■ Collection entries:
========================
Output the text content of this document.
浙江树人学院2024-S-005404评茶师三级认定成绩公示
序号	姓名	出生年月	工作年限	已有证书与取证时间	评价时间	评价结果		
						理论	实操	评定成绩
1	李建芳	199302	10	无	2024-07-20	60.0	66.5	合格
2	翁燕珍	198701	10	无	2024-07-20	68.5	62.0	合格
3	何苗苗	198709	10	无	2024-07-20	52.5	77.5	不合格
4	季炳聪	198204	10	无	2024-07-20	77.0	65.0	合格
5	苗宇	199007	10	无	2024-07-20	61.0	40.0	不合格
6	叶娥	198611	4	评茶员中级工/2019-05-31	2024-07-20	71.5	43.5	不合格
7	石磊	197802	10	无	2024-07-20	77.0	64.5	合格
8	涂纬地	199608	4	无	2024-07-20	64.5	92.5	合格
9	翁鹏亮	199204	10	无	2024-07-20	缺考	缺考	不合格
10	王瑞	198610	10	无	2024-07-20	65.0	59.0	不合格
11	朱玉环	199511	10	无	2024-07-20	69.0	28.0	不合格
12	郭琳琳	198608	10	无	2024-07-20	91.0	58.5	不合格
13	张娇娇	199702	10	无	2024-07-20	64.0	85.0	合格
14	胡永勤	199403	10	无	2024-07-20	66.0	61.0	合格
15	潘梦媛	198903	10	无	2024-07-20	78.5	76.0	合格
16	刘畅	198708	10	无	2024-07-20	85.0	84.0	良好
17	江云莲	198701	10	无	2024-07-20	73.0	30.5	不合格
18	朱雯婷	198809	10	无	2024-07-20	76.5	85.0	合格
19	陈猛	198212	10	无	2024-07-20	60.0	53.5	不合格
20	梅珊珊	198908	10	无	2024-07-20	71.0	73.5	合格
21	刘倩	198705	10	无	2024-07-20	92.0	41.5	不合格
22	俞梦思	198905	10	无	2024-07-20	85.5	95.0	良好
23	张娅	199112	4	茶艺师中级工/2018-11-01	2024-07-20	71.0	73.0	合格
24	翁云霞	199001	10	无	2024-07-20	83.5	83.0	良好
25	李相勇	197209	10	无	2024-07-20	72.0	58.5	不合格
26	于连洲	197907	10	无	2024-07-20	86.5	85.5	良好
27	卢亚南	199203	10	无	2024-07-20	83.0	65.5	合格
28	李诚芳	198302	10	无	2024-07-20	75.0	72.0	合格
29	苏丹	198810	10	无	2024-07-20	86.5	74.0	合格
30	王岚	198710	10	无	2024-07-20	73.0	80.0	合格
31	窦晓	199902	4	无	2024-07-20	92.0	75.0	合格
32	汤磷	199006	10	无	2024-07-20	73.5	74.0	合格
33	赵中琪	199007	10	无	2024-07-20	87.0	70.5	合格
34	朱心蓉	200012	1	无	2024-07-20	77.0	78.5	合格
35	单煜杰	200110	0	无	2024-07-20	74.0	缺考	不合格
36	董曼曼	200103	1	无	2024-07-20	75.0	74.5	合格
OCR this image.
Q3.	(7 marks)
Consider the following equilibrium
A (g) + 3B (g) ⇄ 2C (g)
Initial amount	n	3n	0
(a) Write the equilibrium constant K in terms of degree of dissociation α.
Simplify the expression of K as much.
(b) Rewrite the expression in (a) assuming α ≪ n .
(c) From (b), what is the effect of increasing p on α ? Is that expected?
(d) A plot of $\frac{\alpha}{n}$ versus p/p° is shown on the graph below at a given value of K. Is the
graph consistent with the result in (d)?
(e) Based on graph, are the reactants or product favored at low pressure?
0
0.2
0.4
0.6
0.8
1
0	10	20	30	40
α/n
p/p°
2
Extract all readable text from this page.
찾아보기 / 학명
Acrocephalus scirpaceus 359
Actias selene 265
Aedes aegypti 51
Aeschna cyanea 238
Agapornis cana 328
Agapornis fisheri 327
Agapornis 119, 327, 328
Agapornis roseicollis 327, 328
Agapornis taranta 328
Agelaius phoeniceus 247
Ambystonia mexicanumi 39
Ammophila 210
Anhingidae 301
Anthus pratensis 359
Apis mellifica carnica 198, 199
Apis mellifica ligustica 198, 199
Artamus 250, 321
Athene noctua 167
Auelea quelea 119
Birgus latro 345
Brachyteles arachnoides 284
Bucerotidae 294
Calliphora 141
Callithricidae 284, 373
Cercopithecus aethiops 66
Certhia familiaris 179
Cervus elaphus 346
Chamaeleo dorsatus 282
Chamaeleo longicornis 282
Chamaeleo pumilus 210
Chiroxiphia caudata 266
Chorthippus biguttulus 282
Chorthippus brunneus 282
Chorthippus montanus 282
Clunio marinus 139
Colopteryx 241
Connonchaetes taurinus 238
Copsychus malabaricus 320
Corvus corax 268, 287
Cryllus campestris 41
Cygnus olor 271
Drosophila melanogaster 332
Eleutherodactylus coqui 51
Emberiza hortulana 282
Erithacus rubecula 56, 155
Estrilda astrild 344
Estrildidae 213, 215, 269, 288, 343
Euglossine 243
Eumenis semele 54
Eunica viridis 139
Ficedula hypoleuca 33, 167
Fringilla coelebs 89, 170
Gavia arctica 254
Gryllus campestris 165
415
========================
■ YOUR TASK: Search the lines for the string "Agapornis" and copy every line that has it.

■ RESULT:
Agapornis cana 328
Agapornis fisheri 327
Agapornis 119, 327, 328
Agapornis roseicollis 327, 328
Agapornis taranta 328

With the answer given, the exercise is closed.